### [Task goal]
Pick out each line in these entries that contains the string "color".

— start Data rows —

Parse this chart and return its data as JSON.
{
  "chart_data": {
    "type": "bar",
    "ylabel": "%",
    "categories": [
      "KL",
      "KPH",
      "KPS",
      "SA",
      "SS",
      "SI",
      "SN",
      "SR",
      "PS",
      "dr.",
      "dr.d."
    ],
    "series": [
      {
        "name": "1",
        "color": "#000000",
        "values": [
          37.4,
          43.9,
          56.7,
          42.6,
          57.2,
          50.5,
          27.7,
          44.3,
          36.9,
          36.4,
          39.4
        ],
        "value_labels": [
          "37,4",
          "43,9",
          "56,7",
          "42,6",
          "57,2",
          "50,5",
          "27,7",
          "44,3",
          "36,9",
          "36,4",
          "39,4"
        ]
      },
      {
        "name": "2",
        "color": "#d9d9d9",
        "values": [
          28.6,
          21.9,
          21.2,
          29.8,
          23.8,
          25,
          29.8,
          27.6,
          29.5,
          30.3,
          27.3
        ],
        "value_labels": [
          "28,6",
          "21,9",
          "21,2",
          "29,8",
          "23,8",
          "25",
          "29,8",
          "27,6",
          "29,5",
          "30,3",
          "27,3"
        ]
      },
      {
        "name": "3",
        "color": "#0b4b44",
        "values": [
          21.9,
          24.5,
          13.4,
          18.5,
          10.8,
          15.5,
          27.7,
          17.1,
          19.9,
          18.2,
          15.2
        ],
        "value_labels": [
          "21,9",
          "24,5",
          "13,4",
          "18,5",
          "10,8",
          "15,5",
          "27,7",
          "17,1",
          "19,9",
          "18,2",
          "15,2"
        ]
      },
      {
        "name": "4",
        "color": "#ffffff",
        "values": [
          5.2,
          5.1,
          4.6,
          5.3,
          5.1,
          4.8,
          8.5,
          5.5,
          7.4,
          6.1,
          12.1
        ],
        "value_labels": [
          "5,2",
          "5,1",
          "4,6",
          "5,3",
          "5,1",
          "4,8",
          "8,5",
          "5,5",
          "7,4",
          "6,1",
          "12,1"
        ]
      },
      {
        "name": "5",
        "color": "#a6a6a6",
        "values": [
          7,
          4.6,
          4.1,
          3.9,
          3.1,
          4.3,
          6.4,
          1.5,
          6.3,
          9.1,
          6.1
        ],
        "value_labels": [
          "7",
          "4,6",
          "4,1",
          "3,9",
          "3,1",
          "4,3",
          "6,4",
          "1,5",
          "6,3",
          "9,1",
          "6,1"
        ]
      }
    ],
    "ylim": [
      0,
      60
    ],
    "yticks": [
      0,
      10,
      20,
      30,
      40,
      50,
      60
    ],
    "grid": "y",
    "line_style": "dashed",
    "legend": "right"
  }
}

— end Data rows —

### [Result of this exercise]
        "color": "#000000",
        "color": "#d9d9d9",
        "color": "#0b4b44",
        "color": "#ffffff",
        "color": "#a6a6a6",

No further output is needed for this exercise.